-- Begin Material for this exercise --
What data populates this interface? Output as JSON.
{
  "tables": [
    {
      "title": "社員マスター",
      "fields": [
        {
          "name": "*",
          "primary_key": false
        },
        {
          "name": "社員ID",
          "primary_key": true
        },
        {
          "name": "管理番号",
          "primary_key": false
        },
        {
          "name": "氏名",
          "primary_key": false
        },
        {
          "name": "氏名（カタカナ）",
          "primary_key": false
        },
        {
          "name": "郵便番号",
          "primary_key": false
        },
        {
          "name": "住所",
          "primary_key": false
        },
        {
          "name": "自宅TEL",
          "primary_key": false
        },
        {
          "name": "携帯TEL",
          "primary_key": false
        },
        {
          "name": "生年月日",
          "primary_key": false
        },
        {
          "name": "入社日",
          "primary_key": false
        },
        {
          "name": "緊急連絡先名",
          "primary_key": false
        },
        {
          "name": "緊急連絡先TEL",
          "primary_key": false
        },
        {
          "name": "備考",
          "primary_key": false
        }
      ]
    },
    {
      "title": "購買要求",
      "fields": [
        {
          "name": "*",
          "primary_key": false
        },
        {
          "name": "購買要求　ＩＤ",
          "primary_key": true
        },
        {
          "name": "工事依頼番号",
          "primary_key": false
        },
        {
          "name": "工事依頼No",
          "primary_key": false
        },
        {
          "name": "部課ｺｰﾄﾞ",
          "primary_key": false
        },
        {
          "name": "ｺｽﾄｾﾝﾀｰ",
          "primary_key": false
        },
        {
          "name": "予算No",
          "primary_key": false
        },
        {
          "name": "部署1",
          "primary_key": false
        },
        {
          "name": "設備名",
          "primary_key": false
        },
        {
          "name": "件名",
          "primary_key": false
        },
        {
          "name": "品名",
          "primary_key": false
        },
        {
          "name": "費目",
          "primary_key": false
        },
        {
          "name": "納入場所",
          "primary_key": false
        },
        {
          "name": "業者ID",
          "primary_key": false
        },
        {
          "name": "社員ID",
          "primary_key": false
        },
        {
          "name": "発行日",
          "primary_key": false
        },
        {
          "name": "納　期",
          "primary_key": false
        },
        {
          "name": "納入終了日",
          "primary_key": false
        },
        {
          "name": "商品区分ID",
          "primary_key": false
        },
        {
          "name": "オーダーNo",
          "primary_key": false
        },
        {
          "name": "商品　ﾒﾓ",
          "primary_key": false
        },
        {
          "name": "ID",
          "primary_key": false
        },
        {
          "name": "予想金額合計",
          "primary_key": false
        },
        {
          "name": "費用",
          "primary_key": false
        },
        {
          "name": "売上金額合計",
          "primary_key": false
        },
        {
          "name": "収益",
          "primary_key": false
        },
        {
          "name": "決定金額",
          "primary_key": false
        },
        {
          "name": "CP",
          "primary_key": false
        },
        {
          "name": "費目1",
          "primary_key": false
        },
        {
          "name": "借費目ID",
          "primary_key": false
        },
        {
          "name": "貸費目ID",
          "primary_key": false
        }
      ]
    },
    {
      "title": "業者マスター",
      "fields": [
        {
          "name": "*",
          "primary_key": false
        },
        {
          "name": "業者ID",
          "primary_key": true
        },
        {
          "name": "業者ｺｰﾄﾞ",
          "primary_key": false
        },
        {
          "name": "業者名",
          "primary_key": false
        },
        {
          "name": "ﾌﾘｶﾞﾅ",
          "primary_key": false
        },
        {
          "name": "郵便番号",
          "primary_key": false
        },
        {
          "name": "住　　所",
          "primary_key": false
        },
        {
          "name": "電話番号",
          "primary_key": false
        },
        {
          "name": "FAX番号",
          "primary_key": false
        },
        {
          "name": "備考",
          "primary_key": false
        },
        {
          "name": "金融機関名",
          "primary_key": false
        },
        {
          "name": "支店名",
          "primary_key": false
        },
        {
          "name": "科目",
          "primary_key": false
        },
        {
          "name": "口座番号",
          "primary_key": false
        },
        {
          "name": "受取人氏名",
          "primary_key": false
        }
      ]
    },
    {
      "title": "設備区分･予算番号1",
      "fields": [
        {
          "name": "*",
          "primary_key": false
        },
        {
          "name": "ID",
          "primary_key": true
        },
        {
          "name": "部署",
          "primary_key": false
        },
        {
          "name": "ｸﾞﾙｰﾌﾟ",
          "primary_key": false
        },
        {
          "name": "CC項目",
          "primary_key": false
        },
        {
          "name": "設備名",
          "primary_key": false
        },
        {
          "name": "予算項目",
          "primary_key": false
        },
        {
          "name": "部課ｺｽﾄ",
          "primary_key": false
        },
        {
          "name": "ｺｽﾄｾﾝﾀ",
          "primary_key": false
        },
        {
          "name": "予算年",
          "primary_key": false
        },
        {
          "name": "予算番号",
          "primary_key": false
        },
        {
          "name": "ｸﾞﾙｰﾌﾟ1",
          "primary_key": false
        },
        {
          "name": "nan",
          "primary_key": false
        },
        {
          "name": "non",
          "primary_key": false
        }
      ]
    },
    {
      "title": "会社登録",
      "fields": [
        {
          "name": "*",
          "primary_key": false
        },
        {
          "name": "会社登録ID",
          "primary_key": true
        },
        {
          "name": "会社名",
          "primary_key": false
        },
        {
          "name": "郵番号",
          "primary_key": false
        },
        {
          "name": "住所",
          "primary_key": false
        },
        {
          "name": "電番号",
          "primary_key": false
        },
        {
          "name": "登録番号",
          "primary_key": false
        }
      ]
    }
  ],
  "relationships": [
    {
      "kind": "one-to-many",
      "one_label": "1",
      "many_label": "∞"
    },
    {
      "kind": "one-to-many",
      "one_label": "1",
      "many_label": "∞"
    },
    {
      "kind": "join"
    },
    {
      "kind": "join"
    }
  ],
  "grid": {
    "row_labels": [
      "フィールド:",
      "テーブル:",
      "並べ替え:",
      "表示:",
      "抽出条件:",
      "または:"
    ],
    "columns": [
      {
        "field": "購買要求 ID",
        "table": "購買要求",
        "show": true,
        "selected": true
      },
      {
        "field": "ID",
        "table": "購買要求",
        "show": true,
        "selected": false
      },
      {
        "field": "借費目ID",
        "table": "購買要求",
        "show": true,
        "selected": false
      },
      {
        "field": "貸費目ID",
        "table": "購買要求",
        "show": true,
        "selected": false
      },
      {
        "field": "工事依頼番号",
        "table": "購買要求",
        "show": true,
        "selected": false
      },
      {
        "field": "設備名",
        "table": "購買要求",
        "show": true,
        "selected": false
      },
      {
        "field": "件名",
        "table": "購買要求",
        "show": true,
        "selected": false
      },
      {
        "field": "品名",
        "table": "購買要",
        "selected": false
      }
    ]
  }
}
-- End Material for this exercise --
Task statement ▸ Exact copies of all the records are required.

Solution to the exercise ▸
What data populates this interface? Output as JSON.
{
  "tables": [
    {
      "title": "社員マスター",
      "fields": [
        {
          "name": "*",
          "primary_key": false
        },
        {
          "name": "社員ID",
          "primary_key": true
        },
        {
          "name": "管理番号",
          "primary_key": false
        },
        {
          "name": "氏名",
          "primary_key": false
        },
        {
          "name": "氏名（カタカナ）",
          "primary_key": false
        },
        {
          "name": "郵便番号",
          "primary_key": false
        },
        {
          "name": "住所",
          "primary_key": false
        },
        {
          "name": "自宅TEL",
          "primary_key": false
        },
        {
          "name": "携帯TEL",
          "primary_key": false
        },
        {
          "name": "生年月日",
          "primary_key": false
        },
        {
          "name": "入社日",
          "primary_key": false
        },
        {
          "name": "緊急連絡先名",
          "primary_key": false
        },
        {
          "name": "緊急連絡先TEL",
          "primary_key": false
        },
        {
          "name": "備考",
          "primary_key": false
        }
      ]
    },
    {
      "title": "購買要求",
      "fields": [
        {
          "name": "*",
          "primary_key": false
        },
        {
          "name": "購買要求　ＩＤ",
          "primary_key": true
        },
        {
          "name": "工事依頼番号",
          "primary_key": false
        },
        {
          "name": "工事依頼No",
          "primary_key": false
        },
        {
          "name": "部課ｺｰﾄﾞ",
          "primary_key": false
        },
        {
          "name": "ｺｽﾄｾﾝﾀｰ",
          "primary_key": false
        },
        {
          "name": "予算No",
          "primary_key": false
        },
        {
          "name": "部署1",
          "primary_key": false
        },
        {
          "name": "設備名",
          "primary_key": false
        },
        {
          "name": "件名",
          "primary_key": false
        },
        {
          "name": "品名",
          "primary_key": false
        },
        {
          "name": "費目",
          "primary_key": false
        },
        {
          "name": "納入場所",
          "primary_key": false
        },
        {
          "name": "業者ID",
          "primary_key": false
        },
        {
          "name": "社員ID",
          "primary_key": false
        },
        {
          "name": "発行日",
          "primary_key": false
        },
        {
          "name": "納　期",
          "primary_key": false
        },
        {
          "name": "納入終了日",
          "primary_key": false
        },
        {
          "name": "商品区分ID",
          "primary_key": false
        },
        {
          "name": "オーダーNo",
          "primary_key": false
        },
        {
          "name": "商品　ﾒﾓ",
          "primary_key": false
        },
        {
          "name": "ID",
          "primary_key": false
        },
        {
          "name": "予想金額合計",
          "primary_key": false
        },
        {
          "name": "費用",
          "primary_key": false
        },
        {
          "name": "売上金額合計",
          "primary_key": false
        },
        {
          "name": "収益",
          "primary_key": false
        },
        {
          "name": "決定金額",
          "primary_key": false
        },
        {
          "name": "CP",
          "primary_key": false
        },
        {
          "name": "費目1",
          "primary_key": false
        },
        {
          "name": "借費目ID",
          "primary_key": false
        },
        {
          "name": "貸費目ID",
          "primary_key": false
        }
      ]
    },
    {
      "title": "業者マスター",
      "fields": [
        {
          "name": "*",
          "primary_key": false
        },
        {
          "name": "業者ID",
          "primary_key": true
        },
        {
          "name": "業者ｺｰﾄﾞ",
          "primary_key": false
        },
        {
          "name": "業者名",
          "primary_key": false
        },
        {
          "name": "ﾌﾘｶﾞﾅ",
          "primary_key": false
        },
        {
          "name": "郵便番号",
          "primary_key": false
        },
        {
          "name": "住　　所",
          "primary_key": false
        },
        {
          "name": "電話番号",
          "primary_key": false
        },
        {
          "name": "FAX番号",
          "primary_key": false
        },
        {
          "name": "備考",
          "primary_key": false
        },
        {
          "name": "金融機関名",
          "primary_key": false
        },
        {
          "name": "支店名",
          "primary_key": false
        },
        {
          "name": "科目",
          "primary_key": false
        },
        {
          "name": "口座番号",
          "primary_key": false
        },
        {
          "name": "受取人氏名",
          "primary_key": false
        }
      ]
    },
    {
      "title": "設備区分･予算番号1",
      "fields": [
        {
          "name": "*",
          "primary_key": false
        },
        {
          "name": "ID",
          "primary_key": true
        },
        {
          "name": "部署",
          "primary_key": false
        },
        {
          "name": "ｸﾞﾙｰﾌﾟ",
          "primary_key": false
        },
        {
          "name": "CC項目",
          "primary_key": false
        },
        {
          "name": "設備名",
          "primary_key": false
        },
        {
          "name": "予算項目",
          "primary_key": false
        },
        {
          "name": "部課ｺｽﾄ",
          "primary_key": false
        },
        {
          "name": "ｺｽﾄｾﾝﾀ",
          "primary_key": false
        },
        {
          "name": "予算年",
          "primary_key": false
        },
        {
          "name": "予算番号",
          "primary_key": false
        },
        {
          "name": "ｸﾞﾙｰﾌﾟ1",
          "primary_key": false
        },
        {
          "name": "nan",
          "primary_key": false
        },
        {
          "name": "non",
          "primary_key": false
        }
      ]
    },
    {
      "title": "会社登録",
      "fields": [
        {
          "name": "*",
          "primary_key": false
        },
        {
          "name": "会社登録ID",
          "primary_key": true
        },
        {
          "name": "会社名",
          "primary_key": false
        },
        {
          "name": "郵番号",
          "primary_key": false
        },
        {
          "name": "住所",
          "primary_key": false
        },
        {
          "name": "電番号",
          "primary_key": false
        },
        {
          "name": "登録番号",
          "primary_key": false
        }
      ]
    }
  ],
  "relationships": [
    {
      "kind": "one-to-many",
      "one_label": "1",
      "many_label": "∞"
    },
    {
      "kind": "one-to-many",
      "one_label": "1",
      "many_label": "∞"
    },
    {
      "kind": "join"
    },
    {
      "kind": "join"
    }
  ],
  "grid": {
    "row_labels": [
      "フィールド:",
      "テーブル:",
      "並べ替え:",
      "表示:",
      "抽出条件:",
      "または:"
    ],
    "columns": [
      {
        "field": "購買要求 ID",
        "table": "購買要求",
        "show": true,
        "selected": true
      },
      {
        "field": "ID",
        "table": "購買要求",
        "show": true,
        "selected": false
      },
      {
        "field": "借費目ID",
        "table": "購買要求",
        "show": true,
        "selected": false
      },
      {
        "field": "貸費目ID",
        "table": "購買要求",
        "show": true,
        "selected": false
      },
      {
        "field": "工事依頼番号",
        "table": "購買要求",
        "show": true,
        "selected": false
      },
      {
        "field": "設備名",
        "table": "購買要求",
        "show": true,
        "selected": false
      },
      {
        "field": "件名",
        "table": "購買要求",
        "show": true,
        "selected": false
      },
      {
        "field": "品名",
        "table": "購買要",
        "selected": false
      }
    ]
  }
}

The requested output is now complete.